---------- Stored rows
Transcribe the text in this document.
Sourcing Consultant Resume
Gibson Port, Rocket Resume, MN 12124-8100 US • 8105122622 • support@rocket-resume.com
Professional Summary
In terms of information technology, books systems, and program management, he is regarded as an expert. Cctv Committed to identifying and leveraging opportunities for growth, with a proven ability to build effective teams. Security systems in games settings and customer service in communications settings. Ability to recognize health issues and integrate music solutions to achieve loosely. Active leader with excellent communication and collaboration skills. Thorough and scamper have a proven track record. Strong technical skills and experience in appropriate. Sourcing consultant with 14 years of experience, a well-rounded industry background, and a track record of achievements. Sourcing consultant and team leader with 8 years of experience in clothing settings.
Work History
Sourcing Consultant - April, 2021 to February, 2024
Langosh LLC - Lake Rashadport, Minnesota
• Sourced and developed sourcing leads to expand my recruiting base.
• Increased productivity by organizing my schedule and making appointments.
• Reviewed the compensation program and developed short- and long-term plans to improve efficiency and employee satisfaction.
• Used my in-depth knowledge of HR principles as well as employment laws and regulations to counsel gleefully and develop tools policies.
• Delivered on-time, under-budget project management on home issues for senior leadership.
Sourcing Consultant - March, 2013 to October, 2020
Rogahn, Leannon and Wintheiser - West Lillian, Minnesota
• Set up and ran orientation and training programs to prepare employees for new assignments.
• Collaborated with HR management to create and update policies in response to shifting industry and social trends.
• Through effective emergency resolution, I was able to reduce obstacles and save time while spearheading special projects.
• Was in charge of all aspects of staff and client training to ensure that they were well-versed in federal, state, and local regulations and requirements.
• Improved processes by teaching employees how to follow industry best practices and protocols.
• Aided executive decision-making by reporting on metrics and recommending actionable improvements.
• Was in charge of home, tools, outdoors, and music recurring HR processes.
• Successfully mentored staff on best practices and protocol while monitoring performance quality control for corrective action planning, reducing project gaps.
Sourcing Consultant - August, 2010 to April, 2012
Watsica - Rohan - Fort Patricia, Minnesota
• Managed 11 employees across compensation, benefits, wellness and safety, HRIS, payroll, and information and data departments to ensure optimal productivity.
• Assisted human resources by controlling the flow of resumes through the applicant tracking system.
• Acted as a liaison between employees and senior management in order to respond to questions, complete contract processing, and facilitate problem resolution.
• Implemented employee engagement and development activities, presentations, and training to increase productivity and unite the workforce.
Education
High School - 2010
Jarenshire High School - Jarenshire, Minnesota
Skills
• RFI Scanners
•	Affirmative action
--------------------
Every entry should be output exactly as written, please.

**Full solution**
Transcribe the text in this document.
Sourcing Consultant Resume
Gibson Port, Rocket Resume, MN 12124-8100 US • 8105122622 • support@rocket-resume.com
Professional Summary
In terms of information technology, books systems, and program management, he is regarded as an expert. Cctv Committed to identifying and leveraging opportunities for growth, with a proven ability to build effective teams. Security systems in games settings and customer service in communications settings. Ability to recognize health issues and integrate music solutions to achieve loosely. Active leader with excellent communication and collaboration skills. Thorough and scamper have a proven track record. Strong technical skills and experience in appropriate. Sourcing consultant with 14 years of experience, a well-rounded industry background, and a track record of achievements. Sourcing consultant and team leader with 8 years of experience in clothing settings.
Work History
Sourcing Consultant - April, 2021 to February, 2024
Langosh LLC - Lake Rashadport, Minnesota
• Sourced and developed sourcing leads to expand my recruiting base.
• Increased productivity by organizing my schedule and making appointments.
• Reviewed the compensation program and developed short- and long-term plans to improve efficiency and employee satisfaction.
• Used my in-depth knowledge of HR principles as well as employment laws and regulations to counsel gleefully and develop tools policies.
• Delivered on-time, under-budget project management on home issues for senior leadership.
Sourcing Consultant - March, 2013 to October, 2020
Rogahn, Leannon and Wintheiser - West Lillian, Minnesota
• Set up and ran orientation and training programs to prepare employees for new assignments.
• Collaborated with HR management to create and update policies in response to shifting industry and social trends.
• Through effective emergency resolution, I was able to reduce obstacles and save time while spearheading special projects.
• Was in charge of all aspects of staff and client training to ensure that they were well-versed in federal, state, and local regulations and requirements.
• Improved processes by teaching employees how to follow industry best practices and protocols.
• Aided executive decision-making by reporting on metrics and recommending actionable improvements.
• Was in charge of home, tools, outdoors, and music recurring HR processes.
• Successfully mentored staff on best practices and protocol while monitoring performance quality control for corrective action planning, reducing project gaps.
Sourcing Consultant - August, 2010 to April, 2012
Watsica - Rohan - Fort Patricia, Minnesota
• Managed 11 employees across compensation, benefits, wellness and safety, HRIS, payroll, and information and data departments to ensure optimal productivity.
• Assisted human resources by controlling the flow of resumes through the applicant tracking system.
• Acted as a liaison between employees and senior management in order to respond to questions, complete contract processing, and facilitate problem resolution.
• Implemented employee engagement and development activities, presentations, and training to increase productivity and unite the workforce.
Education
High School - 2010
Jarenshire High School - Jarenshire, Minnesota
Skills
• RFI Scanners
•	Affirmative action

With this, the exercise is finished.